▶ _WRITTEN INSTRUCTION_: State how many lines in the records hold the word "size", giving the number and no other text.
══ RECORDS SUPPLIED
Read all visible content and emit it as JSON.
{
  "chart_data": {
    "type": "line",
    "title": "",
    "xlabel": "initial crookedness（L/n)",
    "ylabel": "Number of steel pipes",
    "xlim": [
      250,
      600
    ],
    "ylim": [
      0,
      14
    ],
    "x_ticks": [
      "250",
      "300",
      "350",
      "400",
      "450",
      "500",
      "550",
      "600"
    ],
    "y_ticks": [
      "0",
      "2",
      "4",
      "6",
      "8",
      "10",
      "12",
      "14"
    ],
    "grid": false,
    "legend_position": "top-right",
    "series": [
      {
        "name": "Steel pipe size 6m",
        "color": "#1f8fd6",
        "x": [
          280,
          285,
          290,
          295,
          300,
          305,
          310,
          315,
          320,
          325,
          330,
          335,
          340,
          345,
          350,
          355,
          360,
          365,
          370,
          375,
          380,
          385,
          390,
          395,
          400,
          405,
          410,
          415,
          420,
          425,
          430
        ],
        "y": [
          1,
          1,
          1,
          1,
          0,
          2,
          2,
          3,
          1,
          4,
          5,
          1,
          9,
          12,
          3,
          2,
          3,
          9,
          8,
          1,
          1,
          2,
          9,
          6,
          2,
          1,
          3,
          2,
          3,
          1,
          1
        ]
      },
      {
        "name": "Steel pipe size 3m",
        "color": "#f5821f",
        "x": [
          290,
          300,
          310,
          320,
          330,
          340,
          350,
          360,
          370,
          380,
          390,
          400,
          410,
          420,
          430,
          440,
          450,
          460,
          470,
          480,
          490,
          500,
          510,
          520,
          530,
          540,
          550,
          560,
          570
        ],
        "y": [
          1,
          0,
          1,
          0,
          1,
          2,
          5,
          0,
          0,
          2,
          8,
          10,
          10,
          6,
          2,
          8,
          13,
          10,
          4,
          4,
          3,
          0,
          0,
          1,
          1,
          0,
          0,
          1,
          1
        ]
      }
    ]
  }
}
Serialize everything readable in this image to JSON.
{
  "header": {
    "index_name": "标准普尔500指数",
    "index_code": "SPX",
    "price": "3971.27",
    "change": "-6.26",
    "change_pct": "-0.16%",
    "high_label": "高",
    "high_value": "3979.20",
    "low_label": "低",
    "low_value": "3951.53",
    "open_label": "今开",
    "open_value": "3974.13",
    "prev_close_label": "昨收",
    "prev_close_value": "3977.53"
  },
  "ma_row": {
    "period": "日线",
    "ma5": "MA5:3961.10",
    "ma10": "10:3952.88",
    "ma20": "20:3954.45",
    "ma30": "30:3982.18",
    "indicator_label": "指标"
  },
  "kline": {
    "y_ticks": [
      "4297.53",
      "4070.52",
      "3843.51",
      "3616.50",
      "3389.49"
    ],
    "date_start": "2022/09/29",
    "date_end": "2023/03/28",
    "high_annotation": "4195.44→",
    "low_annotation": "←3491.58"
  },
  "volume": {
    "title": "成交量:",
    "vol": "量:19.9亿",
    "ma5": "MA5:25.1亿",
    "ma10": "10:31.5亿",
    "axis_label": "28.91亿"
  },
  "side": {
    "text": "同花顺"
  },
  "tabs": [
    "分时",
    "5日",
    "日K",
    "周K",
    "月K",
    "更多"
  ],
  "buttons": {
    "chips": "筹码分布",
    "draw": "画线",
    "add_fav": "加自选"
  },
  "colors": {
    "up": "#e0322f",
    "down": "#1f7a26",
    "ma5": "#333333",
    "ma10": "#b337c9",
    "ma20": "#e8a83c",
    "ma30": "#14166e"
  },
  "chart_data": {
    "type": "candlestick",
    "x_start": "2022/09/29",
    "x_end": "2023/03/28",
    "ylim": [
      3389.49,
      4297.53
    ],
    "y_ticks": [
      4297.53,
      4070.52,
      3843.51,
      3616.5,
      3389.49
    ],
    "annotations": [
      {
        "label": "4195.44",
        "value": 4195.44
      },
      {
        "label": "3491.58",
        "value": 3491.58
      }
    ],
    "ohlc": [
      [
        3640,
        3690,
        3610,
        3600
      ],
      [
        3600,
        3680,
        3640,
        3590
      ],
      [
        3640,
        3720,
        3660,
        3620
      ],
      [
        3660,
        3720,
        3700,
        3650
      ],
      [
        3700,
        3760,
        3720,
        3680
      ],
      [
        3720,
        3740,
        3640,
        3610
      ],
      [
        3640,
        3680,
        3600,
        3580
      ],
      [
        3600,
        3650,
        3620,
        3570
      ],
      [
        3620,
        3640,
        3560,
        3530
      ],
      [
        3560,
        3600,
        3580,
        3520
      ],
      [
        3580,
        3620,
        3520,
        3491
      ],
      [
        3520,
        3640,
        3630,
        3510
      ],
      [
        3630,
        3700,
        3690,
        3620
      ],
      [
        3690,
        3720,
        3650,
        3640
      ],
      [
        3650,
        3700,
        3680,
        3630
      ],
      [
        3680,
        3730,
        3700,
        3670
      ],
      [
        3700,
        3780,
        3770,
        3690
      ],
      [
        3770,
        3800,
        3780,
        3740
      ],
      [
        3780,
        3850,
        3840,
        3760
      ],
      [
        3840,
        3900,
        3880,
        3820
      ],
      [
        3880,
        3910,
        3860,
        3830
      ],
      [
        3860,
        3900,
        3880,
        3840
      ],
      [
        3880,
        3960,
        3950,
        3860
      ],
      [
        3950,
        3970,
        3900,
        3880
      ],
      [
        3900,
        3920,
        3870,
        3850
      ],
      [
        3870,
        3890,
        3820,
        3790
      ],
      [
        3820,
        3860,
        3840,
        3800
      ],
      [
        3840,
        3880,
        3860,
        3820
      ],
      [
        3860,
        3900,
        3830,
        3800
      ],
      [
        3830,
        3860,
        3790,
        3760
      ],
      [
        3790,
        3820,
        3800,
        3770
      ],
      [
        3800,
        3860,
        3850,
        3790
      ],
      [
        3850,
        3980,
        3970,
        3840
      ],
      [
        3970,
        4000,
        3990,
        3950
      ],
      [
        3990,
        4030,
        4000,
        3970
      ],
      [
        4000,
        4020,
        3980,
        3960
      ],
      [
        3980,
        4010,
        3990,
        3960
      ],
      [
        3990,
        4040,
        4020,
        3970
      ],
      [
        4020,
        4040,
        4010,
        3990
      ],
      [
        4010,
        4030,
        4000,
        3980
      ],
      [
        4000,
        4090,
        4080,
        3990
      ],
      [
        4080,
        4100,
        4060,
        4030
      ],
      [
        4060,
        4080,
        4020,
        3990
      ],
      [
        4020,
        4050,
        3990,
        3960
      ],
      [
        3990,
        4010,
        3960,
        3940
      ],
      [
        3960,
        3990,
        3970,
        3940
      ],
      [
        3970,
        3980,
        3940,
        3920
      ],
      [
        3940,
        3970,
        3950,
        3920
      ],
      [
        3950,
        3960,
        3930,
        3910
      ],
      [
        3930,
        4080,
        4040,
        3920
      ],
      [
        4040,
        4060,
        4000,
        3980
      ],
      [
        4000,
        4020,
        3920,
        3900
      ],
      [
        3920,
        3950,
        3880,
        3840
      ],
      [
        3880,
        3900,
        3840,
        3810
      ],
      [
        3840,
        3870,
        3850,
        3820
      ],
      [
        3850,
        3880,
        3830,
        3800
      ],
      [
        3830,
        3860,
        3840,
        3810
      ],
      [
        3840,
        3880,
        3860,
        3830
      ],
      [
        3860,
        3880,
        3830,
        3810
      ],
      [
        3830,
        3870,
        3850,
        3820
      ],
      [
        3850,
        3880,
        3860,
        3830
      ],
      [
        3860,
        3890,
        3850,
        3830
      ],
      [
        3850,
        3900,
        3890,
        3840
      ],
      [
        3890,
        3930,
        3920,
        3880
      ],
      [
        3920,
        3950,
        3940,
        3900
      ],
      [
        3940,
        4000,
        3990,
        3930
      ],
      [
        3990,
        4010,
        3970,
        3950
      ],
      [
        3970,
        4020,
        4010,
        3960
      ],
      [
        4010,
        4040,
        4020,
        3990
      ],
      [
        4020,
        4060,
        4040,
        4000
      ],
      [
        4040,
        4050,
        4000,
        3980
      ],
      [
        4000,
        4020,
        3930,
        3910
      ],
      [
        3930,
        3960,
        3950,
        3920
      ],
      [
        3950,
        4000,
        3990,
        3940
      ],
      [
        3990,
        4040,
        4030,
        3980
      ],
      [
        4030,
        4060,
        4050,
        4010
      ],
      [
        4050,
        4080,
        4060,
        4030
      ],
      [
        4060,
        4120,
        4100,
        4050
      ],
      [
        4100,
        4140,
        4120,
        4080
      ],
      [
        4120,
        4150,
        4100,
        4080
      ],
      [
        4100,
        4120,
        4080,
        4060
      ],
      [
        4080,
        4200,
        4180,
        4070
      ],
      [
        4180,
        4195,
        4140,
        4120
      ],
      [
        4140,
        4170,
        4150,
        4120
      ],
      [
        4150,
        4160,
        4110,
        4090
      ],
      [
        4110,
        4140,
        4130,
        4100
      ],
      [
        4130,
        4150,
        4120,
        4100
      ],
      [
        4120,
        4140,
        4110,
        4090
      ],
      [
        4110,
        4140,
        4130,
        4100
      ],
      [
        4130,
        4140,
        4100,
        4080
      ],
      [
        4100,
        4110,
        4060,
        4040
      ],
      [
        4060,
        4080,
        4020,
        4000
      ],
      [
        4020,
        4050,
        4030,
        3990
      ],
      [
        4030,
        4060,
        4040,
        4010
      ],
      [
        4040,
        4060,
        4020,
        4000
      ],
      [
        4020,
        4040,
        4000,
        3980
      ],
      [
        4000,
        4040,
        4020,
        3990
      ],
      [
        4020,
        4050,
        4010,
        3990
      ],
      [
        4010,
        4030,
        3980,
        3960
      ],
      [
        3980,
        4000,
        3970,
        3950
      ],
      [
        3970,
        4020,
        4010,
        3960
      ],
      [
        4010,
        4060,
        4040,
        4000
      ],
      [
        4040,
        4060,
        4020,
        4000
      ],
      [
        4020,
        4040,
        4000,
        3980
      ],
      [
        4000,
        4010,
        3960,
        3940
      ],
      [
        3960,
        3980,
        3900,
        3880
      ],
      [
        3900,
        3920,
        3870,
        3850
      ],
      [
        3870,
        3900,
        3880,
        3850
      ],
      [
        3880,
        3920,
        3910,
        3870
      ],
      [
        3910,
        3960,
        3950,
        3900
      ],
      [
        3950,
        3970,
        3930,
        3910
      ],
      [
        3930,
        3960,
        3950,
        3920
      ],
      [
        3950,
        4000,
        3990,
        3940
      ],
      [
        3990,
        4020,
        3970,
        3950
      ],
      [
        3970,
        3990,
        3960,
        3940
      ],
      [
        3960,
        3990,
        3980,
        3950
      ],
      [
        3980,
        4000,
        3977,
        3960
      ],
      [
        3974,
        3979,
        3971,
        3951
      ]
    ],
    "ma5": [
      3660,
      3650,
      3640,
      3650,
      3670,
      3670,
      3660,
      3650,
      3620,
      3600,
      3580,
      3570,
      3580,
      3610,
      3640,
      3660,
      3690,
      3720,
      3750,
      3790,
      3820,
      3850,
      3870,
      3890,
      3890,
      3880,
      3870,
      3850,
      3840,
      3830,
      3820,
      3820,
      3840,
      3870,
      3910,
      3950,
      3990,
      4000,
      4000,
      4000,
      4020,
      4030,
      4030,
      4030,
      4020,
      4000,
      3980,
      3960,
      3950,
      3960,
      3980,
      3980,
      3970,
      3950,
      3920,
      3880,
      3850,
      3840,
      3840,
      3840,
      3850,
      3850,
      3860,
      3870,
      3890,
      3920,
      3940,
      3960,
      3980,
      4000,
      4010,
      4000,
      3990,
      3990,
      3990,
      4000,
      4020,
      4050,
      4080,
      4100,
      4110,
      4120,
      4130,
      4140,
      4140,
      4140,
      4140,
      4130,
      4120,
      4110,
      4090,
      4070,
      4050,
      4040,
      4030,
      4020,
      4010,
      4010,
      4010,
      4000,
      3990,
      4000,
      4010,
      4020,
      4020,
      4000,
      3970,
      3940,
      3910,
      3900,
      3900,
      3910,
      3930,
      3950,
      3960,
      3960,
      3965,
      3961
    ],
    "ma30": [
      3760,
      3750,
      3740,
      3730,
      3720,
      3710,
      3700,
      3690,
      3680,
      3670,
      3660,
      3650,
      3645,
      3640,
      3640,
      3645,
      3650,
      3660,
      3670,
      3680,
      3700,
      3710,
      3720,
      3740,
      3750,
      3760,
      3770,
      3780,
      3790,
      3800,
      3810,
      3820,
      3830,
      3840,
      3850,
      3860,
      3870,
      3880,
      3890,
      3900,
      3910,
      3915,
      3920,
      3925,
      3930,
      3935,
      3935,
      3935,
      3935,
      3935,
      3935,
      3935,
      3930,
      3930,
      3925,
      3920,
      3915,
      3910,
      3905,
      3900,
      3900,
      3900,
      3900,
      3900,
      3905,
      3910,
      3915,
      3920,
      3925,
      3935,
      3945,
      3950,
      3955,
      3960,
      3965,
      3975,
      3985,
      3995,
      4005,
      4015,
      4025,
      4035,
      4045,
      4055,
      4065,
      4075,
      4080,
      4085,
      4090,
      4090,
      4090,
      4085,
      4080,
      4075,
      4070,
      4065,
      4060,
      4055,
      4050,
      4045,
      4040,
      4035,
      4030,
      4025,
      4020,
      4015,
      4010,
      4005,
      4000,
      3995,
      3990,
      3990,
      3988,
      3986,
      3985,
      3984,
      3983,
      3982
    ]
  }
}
════
▶ _RESULT_: 2